*What to work on*
Return every line below in which "Гкал" appears.

Stored entries
--------------------------------------------------

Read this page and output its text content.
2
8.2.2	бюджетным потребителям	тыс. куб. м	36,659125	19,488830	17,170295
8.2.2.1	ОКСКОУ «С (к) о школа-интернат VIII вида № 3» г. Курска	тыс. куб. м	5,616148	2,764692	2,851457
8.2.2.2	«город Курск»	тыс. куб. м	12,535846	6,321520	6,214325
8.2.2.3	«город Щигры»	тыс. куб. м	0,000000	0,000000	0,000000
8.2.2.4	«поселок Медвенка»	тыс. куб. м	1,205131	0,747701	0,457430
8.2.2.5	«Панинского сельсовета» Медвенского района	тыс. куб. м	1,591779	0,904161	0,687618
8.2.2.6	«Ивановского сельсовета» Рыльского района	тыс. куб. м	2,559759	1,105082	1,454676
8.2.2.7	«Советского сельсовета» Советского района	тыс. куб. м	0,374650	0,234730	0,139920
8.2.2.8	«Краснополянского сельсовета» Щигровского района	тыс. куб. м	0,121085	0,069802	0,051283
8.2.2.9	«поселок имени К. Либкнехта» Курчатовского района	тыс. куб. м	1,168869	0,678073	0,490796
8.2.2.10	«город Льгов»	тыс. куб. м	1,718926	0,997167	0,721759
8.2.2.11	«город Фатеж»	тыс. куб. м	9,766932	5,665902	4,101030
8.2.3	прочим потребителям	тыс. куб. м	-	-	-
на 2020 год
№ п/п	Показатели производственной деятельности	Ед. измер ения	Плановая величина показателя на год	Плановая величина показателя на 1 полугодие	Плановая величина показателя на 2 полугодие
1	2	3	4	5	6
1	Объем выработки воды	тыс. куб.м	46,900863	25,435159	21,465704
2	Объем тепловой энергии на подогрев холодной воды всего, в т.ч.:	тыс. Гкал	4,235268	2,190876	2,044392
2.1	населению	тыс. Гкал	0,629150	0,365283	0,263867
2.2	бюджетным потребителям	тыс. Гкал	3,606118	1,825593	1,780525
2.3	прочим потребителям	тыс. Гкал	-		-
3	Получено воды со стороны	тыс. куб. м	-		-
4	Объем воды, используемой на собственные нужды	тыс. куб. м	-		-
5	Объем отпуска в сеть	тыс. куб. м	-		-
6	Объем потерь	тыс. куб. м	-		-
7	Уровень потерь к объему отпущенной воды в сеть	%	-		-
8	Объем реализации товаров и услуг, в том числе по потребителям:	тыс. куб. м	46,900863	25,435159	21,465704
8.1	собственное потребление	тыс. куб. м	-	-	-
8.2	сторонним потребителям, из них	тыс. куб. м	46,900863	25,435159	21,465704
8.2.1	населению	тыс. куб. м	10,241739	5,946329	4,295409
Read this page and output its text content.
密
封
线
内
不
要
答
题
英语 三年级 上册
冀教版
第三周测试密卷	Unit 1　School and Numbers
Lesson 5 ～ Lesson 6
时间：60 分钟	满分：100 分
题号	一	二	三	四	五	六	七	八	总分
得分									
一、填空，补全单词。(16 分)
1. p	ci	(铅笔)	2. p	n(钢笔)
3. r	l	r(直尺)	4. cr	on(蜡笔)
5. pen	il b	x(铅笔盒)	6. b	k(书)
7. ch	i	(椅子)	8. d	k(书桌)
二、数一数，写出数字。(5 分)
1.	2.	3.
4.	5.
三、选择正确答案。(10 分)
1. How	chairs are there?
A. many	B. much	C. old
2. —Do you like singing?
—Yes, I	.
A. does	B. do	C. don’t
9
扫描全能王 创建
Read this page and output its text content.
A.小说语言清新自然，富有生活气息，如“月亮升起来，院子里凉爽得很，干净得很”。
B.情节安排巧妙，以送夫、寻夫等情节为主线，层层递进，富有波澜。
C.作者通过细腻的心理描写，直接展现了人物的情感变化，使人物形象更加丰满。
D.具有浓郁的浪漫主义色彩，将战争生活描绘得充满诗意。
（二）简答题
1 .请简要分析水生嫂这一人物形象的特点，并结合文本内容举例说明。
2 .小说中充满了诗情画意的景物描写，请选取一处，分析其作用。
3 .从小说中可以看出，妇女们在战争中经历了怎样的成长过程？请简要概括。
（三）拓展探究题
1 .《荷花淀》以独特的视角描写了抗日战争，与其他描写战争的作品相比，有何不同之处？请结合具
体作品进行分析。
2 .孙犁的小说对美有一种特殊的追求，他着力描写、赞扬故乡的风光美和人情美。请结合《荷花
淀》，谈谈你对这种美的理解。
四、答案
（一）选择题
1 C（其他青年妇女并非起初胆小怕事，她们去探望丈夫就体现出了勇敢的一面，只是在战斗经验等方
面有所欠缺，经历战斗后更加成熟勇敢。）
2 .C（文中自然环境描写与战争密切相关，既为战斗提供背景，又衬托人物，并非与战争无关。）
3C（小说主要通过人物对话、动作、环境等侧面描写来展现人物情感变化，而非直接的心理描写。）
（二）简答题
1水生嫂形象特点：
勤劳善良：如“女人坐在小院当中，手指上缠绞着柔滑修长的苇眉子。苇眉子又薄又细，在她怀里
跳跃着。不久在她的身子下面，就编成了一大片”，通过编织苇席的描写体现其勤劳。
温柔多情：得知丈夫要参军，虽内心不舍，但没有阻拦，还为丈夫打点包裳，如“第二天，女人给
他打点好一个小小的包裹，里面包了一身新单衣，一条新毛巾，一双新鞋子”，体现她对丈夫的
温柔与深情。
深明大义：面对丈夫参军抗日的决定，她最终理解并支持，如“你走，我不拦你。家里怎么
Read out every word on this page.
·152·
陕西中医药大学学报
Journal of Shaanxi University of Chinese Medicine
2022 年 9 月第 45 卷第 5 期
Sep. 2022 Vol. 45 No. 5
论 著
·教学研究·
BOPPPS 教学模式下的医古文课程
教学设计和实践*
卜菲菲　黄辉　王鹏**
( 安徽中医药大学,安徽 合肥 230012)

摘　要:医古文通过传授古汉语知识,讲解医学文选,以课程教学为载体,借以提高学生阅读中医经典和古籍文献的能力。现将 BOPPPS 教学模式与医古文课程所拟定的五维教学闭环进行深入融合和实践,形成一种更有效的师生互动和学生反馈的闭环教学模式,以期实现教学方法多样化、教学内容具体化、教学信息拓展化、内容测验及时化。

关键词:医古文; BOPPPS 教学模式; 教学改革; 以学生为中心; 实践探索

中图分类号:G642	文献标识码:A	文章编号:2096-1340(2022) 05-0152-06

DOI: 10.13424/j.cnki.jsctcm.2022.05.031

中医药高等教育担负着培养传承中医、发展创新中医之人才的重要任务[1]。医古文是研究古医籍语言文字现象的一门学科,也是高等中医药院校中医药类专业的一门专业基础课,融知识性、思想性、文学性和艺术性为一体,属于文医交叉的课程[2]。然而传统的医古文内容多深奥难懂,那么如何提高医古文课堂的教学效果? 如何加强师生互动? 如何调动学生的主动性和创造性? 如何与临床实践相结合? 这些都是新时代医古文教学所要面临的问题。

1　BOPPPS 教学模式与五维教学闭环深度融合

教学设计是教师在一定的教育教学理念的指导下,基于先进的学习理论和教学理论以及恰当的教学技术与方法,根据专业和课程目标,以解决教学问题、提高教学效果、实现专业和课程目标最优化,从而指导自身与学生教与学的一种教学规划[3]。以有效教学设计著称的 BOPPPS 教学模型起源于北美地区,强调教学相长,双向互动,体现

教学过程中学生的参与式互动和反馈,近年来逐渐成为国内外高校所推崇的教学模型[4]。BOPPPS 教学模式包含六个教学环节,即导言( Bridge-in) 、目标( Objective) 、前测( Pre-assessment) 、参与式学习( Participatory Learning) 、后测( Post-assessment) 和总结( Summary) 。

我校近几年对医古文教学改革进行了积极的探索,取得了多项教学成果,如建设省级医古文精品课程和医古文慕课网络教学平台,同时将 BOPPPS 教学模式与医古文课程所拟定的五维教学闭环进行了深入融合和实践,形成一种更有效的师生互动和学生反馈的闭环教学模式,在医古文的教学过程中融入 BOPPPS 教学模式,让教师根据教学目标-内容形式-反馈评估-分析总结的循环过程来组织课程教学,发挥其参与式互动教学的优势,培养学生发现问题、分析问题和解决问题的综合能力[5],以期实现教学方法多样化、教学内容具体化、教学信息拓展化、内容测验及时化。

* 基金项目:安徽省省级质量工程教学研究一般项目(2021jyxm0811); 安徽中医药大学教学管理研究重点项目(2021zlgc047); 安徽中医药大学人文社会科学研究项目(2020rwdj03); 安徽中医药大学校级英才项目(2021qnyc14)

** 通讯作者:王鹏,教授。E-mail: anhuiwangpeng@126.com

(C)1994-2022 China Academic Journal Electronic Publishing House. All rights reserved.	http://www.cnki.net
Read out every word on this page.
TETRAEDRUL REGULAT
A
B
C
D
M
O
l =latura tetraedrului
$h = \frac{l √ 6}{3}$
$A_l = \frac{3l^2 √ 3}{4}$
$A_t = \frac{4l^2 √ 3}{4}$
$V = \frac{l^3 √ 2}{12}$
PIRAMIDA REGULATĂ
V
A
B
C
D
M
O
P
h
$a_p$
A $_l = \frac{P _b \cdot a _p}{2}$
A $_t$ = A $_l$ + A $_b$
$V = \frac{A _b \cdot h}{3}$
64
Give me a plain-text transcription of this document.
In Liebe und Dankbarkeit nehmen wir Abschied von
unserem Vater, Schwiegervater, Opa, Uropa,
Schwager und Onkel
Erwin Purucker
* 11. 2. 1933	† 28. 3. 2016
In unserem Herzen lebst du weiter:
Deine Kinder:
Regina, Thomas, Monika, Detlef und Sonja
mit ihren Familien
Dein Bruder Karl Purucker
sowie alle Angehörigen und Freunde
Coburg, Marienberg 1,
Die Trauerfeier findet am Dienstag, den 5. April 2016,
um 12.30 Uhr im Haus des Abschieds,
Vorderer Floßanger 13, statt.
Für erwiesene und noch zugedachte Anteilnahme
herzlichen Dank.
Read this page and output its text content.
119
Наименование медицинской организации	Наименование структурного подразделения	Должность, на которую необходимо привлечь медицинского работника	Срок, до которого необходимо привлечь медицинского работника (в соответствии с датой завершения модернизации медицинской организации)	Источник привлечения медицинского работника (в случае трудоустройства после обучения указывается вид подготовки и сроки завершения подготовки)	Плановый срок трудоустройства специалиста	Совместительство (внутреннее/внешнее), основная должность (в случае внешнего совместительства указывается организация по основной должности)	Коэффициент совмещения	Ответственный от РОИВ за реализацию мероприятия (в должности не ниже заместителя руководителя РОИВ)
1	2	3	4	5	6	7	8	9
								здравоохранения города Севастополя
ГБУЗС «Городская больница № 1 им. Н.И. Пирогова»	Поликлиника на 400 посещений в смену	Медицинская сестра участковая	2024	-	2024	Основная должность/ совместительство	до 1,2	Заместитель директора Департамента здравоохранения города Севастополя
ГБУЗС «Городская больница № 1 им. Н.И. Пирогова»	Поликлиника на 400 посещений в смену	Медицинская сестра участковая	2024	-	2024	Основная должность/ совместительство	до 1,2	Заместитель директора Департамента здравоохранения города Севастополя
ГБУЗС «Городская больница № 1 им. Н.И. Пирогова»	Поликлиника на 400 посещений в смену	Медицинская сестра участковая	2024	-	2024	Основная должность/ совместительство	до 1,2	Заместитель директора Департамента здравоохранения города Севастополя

--------------------------------------------------

*Full answer*
2	Объем тепловой энергии на подогрев холодной воды всего, в т.ч.:	тыс. Гкал	4,235268	2,190876	2,044392
2.1	населению	тыс. Гкал	0,629150	0,365283	0,263867
2.2	бюджетным потребителям	тыс. Гкал	3,606118	1,825593	1,780525
2.3	прочим потребителям	тыс. Гкал	-		-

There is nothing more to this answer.